■ Written request: Return each line of the listing that contains the string "subtitle".

* BEGIN *

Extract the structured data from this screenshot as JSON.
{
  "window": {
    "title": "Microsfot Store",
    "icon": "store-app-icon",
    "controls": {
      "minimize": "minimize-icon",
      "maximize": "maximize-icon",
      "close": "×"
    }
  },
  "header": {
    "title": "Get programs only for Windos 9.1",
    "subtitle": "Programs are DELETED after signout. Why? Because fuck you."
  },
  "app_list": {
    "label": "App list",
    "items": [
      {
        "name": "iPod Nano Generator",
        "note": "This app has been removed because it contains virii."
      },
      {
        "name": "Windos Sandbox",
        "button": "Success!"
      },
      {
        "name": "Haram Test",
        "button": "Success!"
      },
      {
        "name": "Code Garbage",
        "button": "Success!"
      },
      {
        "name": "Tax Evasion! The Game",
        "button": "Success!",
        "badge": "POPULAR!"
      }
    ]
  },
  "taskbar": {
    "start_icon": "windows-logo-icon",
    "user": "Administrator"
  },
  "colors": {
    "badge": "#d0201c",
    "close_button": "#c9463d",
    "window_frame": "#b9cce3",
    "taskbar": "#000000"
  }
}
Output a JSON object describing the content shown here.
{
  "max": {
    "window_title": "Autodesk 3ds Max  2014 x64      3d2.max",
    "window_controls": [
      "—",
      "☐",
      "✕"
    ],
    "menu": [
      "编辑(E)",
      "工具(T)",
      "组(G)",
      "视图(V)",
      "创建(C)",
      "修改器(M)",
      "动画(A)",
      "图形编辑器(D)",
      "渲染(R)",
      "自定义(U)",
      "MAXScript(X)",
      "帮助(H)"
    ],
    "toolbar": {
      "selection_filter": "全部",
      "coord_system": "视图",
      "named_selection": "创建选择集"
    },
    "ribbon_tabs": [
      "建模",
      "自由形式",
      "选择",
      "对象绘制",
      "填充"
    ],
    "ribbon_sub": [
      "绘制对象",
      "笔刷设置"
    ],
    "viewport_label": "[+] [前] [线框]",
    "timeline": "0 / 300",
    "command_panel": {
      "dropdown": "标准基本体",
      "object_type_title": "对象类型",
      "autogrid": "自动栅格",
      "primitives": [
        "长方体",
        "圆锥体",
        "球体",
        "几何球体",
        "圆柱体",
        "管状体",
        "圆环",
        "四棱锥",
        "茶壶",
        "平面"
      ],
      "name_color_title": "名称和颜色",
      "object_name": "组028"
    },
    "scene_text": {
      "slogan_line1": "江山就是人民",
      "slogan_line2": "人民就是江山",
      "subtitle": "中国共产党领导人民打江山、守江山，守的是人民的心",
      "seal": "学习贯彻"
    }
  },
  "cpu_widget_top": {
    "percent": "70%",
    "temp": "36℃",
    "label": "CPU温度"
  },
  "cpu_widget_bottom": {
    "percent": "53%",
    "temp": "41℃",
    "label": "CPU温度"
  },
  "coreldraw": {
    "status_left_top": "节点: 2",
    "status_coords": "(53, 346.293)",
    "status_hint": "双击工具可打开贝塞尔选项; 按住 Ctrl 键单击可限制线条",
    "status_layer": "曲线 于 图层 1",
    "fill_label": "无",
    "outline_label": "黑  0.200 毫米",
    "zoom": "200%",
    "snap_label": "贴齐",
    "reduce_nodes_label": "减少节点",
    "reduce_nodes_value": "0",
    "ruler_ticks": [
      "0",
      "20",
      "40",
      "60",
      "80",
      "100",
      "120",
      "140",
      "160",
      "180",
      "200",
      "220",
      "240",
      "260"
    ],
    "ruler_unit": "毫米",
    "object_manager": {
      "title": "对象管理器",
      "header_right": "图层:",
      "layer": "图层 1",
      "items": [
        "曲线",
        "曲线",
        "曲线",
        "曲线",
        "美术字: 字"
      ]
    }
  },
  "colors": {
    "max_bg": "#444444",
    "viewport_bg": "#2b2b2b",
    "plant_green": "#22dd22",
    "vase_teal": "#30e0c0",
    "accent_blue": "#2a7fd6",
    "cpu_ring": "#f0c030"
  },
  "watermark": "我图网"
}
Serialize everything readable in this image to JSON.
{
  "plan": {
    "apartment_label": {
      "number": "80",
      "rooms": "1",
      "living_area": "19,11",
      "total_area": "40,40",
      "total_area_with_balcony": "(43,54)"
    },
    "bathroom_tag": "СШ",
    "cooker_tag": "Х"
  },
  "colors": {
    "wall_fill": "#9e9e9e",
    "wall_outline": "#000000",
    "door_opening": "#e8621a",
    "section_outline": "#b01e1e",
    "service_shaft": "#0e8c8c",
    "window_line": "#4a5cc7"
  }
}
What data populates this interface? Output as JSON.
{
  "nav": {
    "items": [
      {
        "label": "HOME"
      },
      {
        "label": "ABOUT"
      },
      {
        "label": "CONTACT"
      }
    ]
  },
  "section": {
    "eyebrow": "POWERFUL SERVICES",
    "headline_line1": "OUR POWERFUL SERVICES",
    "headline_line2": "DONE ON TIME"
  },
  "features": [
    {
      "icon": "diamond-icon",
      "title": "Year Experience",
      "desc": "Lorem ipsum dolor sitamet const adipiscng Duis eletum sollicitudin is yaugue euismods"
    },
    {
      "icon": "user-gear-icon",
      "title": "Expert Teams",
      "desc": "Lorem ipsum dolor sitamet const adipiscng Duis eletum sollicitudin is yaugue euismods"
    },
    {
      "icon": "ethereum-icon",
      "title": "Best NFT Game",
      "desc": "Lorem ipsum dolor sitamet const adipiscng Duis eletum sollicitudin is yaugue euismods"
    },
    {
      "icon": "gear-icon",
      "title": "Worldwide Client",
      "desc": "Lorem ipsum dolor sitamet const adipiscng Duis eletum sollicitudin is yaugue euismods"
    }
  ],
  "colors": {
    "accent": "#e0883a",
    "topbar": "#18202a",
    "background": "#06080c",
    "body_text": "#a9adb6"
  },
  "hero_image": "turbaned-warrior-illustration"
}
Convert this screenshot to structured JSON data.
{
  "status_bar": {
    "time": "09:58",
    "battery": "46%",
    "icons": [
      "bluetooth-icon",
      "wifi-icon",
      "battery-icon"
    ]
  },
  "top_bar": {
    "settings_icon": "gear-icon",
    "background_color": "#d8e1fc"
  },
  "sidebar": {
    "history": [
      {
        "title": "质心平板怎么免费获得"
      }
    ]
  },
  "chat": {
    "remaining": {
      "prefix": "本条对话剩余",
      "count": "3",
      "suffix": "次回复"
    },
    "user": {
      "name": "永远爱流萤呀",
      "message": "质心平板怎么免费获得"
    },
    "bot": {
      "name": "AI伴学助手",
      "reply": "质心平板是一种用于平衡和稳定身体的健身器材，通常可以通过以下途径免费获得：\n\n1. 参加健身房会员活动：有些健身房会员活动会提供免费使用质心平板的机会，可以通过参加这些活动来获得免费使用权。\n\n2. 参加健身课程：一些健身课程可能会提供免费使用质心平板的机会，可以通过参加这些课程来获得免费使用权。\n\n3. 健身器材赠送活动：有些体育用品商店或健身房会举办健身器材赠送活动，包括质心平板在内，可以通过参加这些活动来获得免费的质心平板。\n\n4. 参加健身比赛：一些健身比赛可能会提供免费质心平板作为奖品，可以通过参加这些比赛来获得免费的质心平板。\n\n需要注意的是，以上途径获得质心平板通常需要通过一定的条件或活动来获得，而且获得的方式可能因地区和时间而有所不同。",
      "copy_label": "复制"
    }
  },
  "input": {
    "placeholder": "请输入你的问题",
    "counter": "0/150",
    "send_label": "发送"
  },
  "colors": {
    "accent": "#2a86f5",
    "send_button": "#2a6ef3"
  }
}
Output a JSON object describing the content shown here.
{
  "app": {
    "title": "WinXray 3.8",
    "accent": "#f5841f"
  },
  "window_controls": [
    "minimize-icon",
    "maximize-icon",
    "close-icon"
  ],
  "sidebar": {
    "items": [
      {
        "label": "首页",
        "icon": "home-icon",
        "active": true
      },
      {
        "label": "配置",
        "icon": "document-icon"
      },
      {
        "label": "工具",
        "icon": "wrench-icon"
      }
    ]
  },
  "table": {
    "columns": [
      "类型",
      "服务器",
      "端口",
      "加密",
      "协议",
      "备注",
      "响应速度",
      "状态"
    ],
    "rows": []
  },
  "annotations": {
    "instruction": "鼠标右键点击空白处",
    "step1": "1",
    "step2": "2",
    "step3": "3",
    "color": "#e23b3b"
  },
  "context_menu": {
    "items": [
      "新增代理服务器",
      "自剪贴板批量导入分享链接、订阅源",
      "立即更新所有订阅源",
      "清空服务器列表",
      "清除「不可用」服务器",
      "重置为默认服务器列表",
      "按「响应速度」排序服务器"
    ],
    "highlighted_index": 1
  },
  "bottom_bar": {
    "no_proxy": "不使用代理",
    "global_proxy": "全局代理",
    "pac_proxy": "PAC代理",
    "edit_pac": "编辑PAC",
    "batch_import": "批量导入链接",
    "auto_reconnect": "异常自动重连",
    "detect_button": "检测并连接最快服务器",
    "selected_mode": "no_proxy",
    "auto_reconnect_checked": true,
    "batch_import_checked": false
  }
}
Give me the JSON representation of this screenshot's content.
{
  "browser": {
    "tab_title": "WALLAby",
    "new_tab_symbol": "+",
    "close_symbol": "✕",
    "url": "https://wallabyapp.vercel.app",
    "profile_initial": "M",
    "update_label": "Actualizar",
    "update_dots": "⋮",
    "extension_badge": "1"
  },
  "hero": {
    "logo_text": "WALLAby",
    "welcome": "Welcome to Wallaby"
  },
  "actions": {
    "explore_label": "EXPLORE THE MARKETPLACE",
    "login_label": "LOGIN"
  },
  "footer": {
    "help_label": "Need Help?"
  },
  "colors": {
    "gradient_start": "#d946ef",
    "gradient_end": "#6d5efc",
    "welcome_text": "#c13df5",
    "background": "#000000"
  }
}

* END *

■ Response:
    "subtitle": "Programs are DELETED after signout. Why? Because fuck you."
      "subtitle": "中国共产党领导人民打江山、守江山，守的是人民的心",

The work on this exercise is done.